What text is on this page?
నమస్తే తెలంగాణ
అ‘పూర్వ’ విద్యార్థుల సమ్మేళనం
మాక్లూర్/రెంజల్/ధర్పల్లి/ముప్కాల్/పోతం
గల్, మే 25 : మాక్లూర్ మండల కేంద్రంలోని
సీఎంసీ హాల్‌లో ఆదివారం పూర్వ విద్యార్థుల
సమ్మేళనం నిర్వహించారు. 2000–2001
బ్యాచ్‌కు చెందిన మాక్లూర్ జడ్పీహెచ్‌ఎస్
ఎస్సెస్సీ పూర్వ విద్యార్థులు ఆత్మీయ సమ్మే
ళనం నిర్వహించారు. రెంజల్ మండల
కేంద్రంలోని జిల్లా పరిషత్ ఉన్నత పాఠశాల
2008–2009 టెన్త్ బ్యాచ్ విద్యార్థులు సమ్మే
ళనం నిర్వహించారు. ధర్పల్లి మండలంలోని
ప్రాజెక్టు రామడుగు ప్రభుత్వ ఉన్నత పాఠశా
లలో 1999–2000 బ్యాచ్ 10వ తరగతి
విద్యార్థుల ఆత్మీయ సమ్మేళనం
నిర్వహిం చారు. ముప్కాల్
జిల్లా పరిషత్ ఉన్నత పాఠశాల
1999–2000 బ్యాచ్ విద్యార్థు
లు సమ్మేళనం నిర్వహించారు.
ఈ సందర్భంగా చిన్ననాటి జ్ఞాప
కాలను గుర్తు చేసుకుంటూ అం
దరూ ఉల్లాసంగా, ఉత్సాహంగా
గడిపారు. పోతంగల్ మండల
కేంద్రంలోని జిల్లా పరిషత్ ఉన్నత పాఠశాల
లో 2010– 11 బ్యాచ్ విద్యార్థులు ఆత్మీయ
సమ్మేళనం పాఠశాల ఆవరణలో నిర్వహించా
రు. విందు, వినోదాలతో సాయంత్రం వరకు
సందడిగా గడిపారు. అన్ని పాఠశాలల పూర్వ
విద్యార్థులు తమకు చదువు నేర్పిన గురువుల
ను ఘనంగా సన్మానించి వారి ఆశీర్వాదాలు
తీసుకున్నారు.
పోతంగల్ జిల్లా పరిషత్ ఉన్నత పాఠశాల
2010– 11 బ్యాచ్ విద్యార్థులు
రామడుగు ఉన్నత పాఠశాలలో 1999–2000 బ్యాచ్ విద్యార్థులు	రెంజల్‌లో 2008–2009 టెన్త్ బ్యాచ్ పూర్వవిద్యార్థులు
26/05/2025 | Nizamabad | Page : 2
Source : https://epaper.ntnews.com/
--- --- ---
WHAT YOU SHOULD DO: Once more, set down the full listing, verbatim.

OUTPUT:
What text is on this page?
నమస్తే తెలంగాణ
అ‘పూర్వ’ విద్యార్థుల సమ్మేళనం
మాక్లూర్/రెంజల్/ధర్పల్లి/ముప్కాల్/పోతం
గల్, మే 25 : మాక్లూర్ మండల కేంద్రంలోని
సీఎంసీ హాల్‌లో ఆదివారం పూర్వ విద్యార్థుల
సమ్మేళనం నిర్వహించారు. 2000–2001
బ్యాచ్‌కు చెందిన మాక్లూర్ జడ్పీహెచ్‌ఎస్
ఎస్సెస్సీ పూర్వ విద్యార్థులు ఆత్మీయ సమ్మే
ళనం నిర్వహించారు. రెంజల్ మండల
కేంద్రంలోని జిల్లా పరిషత్ ఉన్నత పాఠశాల
2008–2009 టెన్త్ బ్యాచ్ విద్యార్థులు సమ్మే
ళనం నిర్వహించారు. ధర్పల్లి మండలంలోని
ప్రాజెక్టు రామడుగు ప్రభుత్వ ఉన్నత పాఠశా
లలో 1999–2000 బ్యాచ్ 10వ తరగతి
విద్యార్థుల ఆత్మీయ సమ్మేళనం
నిర్వహిం చారు. ముప్కాల్
జిల్లా పరిషత్ ఉన్నత పాఠశాల
1999–2000 బ్యాచ్ విద్యార్థు
లు సమ్మేళనం నిర్వహించారు.
ఈ సందర్భంగా చిన్ననాటి జ్ఞాప
కాలను గుర్తు చేసుకుంటూ అం
దరూ ఉల్లాసంగా, ఉత్సాహంగా
గడిపారు. పోతంగల్ మండల
కేంద్రంలోని జిల్లా పరిషత్ ఉన్నత పాఠశాల
లో 2010– 11 బ్యాచ్ విద్యార్థులు ఆత్మీయ
సమ్మేళనం పాఠశాల ఆవరణలో నిర్వహించా
రు. విందు, వినోదాలతో సాయంత్రం వరకు
సందడిగా గడిపారు. అన్ని పాఠశాలల పూర్వ
విద్యార్థులు తమకు చదువు నేర్పిన గురువుల
ను ఘనంగా సన్మానించి వారి ఆశీర్వాదాలు
తీసుకున్నారు.
పోతంగల్ జిల్లా పరిషత్ ఉన్నత పాఠశాల
2010– 11 బ్యాచ్ విద్యార్థులు
రామడుగు ఉన్నత పాఠశాలలో 1999–2000 బ్యాచ్ విద్యార్థులు	రెంజల్‌లో 2008–2009 టెన్త్ బ్యాచ్ పూర్వవిద్యార్థులు
26/05/2025 | Nizamabad | Page : 2
Source : https://epaper.ntnews.com/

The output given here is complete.